>>>>>

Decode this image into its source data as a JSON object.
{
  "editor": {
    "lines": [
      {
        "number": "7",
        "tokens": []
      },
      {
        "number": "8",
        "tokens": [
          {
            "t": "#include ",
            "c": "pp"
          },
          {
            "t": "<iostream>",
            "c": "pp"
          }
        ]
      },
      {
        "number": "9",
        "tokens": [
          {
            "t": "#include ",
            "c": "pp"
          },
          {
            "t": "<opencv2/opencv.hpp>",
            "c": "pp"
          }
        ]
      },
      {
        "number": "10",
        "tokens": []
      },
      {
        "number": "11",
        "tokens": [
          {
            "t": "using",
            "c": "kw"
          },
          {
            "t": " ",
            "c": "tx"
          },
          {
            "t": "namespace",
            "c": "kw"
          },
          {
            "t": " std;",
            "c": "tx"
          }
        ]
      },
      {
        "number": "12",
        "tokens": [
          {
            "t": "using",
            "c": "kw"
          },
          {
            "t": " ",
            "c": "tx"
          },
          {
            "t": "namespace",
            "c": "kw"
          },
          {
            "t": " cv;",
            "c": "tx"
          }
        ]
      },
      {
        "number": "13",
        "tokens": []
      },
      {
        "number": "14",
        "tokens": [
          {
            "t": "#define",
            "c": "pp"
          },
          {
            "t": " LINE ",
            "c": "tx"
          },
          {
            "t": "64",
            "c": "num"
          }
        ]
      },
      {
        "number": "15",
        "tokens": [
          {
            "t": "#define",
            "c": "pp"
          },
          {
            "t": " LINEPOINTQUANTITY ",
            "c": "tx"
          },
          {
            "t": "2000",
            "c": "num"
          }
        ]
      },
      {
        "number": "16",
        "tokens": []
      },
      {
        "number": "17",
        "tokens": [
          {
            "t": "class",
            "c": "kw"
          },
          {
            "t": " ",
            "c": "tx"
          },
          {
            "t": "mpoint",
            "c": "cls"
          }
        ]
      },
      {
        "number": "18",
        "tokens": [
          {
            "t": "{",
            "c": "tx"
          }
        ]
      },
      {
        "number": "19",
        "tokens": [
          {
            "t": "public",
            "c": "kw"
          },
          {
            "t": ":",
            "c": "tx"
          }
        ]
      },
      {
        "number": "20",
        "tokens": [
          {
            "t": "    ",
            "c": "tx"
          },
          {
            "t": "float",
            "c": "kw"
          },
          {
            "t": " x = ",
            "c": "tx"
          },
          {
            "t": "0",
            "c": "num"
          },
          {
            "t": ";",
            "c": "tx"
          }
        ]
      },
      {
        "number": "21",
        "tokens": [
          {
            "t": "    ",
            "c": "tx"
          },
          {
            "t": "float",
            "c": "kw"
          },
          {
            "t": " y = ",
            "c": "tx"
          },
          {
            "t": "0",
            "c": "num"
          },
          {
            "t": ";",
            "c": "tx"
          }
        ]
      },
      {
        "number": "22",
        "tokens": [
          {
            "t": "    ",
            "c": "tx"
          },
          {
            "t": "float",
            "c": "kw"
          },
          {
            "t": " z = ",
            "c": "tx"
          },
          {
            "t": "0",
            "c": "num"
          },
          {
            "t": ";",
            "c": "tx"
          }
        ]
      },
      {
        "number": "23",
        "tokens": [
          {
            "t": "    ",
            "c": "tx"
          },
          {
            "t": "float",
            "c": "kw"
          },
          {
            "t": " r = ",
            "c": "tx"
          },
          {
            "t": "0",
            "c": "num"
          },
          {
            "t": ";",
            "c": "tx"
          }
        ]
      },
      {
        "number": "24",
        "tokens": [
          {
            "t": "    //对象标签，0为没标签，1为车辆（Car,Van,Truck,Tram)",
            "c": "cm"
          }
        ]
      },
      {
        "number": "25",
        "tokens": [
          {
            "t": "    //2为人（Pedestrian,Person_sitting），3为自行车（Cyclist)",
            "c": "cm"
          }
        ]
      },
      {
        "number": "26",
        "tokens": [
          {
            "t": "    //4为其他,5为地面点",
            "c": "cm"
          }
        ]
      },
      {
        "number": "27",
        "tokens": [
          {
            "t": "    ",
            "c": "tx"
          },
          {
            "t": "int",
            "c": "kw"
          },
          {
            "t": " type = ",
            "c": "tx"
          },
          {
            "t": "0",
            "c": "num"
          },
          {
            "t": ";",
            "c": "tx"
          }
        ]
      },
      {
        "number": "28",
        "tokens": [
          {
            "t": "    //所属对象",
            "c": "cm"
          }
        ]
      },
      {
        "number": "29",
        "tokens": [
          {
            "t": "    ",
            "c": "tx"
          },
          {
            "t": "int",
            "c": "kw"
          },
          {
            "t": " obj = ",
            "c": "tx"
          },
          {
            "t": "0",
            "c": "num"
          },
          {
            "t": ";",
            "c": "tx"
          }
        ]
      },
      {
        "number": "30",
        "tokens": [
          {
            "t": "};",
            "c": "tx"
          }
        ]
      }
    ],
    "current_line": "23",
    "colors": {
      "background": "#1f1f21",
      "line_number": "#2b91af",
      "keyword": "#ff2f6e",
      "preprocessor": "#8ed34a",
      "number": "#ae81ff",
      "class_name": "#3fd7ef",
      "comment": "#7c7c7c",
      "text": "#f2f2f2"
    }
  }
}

<<<<<

→ Goal of the exercise
Your task is to repeat each line of the material exactly.

→ Response for this exercise
Decode this image into its source data as a JSON object.
{
  "editor": {
    "lines": [
      {
        "number": "7",
        "tokens": []
      },
      {
        "number": "8",
        "tokens": [
          {
            "t": "#include ",
            "c": "pp"
          },
          {
            "t": "<iostream>",
            "c": "pp"
          }
        ]
      },
      {
        "number": "9",
        "tokens": [
          {
            "t": "#include ",
            "c": "pp"
          },
          {
            "t": "<opencv2/opencv.hpp>",
            "c": "pp"
          }
        ]
      },
      {
        "number": "10",
        "tokens": []
      },
      {
        "number": "11",
        "tokens": [
          {
            "t": "using",
            "c": "kw"
          },
          {
            "t": " ",
            "c": "tx"
          },
          {
            "t": "namespace",
            "c": "kw"
          },
          {
            "t": " std;",
            "c": "tx"
          }
        ]
      },
      {
        "number": "12",
        "tokens": [
          {
            "t": "using",
            "c": "kw"
          },
          {
            "t": " ",
            "c": "tx"
          },
          {
            "t": "namespace",
            "c": "kw"
          },
          {
            "t": " cv;",
            "c": "tx"
          }
        ]
      },
      {
        "number": "13",
        "tokens": []
      },
      {
        "number": "14",
        "tokens": [
          {
            "t": "#define",
            "c": "pp"
          },
          {
            "t": " LINE ",
            "c": "tx"
          },
          {
            "t": "64",
            "c": "num"
          }
        ]
      },
      {
        "number": "15",
        "tokens": [
          {
            "t": "#define",
            "c": "pp"
          },
          {
            "t": " LINEPOINTQUANTITY ",
            "c": "tx"
          },
          {
            "t": "2000",
            "c": "num"
          }
        ]
      },
      {
        "number": "16",
        "tokens": []
      },
      {
        "number": "17",
        "tokens": [
          {
            "t": "class",
            "c": "kw"
          },
          {
            "t": " ",
            "c": "tx"
          },
          {
            "t": "mpoint",
            "c": "cls"
          }
        ]
      },
      {
        "number": "18",
        "tokens": [
          {
            "t": "{",
            "c": "tx"
          }
        ]
      },
      {
        "number": "19",
        "tokens": [
          {
            "t": "public",
            "c": "kw"
          },
          {
            "t": ":",
            "c": "tx"
          }
        ]
      },
      {
        "number": "20",
        "tokens": [
          {
            "t": "    ",
            "c": "tx"
          },
          {
            "t": "float",
            "c": "kw"
          },
          {
            "t": " x = ",
            "c": "tx"
          },
          {
            "t": "0",
            "c": "num"
          },
          {
            "t": ";",
            "c": "tx"
          }
        ]
      },
      {
        "number": "21",
        "tokens": [
          {
            "t": "    ",
            "c": "tx"
          },
          {
            "t": "float",
            "c": "kw"
          },
          {
            "t": " y = ",
            "c": "tx"
          },
          {
            "t": "0",
            "c": "num"
          },
          {
            "t": ";",
            "c": "tx"
          }
        ]
      },
      {
        "number": "22",
        "tokens": [
          {
            "t": "    ",
            "c": "tx"
          },
          {
            "t": "float",
            "c": "kw"
          },
          {
            "t": " z = ",
            "c": "tx"
          },
          {
            "t": "0",
            "c": "num"
          },
          {
            "t": ";",
            "c": "tx"
          }
        ]
      },
      {
        "number": "23",
        "tokens": [
          {
            "t": "    ",
            "c": "tx"
          },
          {
            "t": "float",
            "c": "kw"
          },
          {
            "t": " r = ",
            "c": "tx"
          },
          {
            "t": "0",
            "c": "num"
          },
          {
            "t": ";",
            "c": "tx"
          }
        ]
      },
      {
        "number": "24",
        "tokens": [
          {
            "t": "    //对象标签，0为没标签，1为车辆（Car,Van,Truck,Tram)",
            "c": "cm"
          }
        ]
      },
      {
        "number": "25",
        "tokens": [
          {
            "t": "    //2为人（Pedestrian,Person_sitting），3为自行车（Cyclist)",
            "c": "cm"
          }
        ]
      },
      {
        "number": "26",
        "tokens": [
          {
            "t": "    //4为其他,5为地面点",
            "c": "cm"
          }
        ]
      },
      {
        "number": "27",
        "tokens": [
          {
            "t": "    ",
            "c": "tx"
          },
          {
            "t": "int",
            "c": "kw"
          },
          {
            "t": " type = ",
            "c": "tx"
          },
          {
            "t": "0",
            "c": "num"
          },
          {
            "t": ";",
            "c": "tx"
          }
        ]
      },
      {
        "number": "28",
        "tokens": [
          {
            "t": "    //所属对象",
            "c": "cm"
          }
        ]
      },
      {
        "number": "29",
        "tokens": [
          {
            "t": "    ",
            "c": "tx"
          },
          {
            "t": "int",
            "c": "kw"
          },
          {
            "t": " obj = ",
            "c": "tx"
          },
          {
            "t": "0",
            "c": "num"
          },
          {
            "t": ";",
            "c": "tx"
          }
        ]
      },
      {
        "number": "30",
        "tokens": [
          {
            "t": "};",
            "c": "tx"
          }
        ]
      }
    ],
    "current_line": "23",
    "colors": {
      "background": "#1f1f21",
      "line_number": "#2b91af",
      "keyword": "#ff2f6e",
      "preprocessor": "#8ed34a",
      "number": "#ae81ff",
      "class_name": "#3fd7ef",
      "comment": "#7c7c7c",
      "text": "#f2f2f2"
    }
  }
}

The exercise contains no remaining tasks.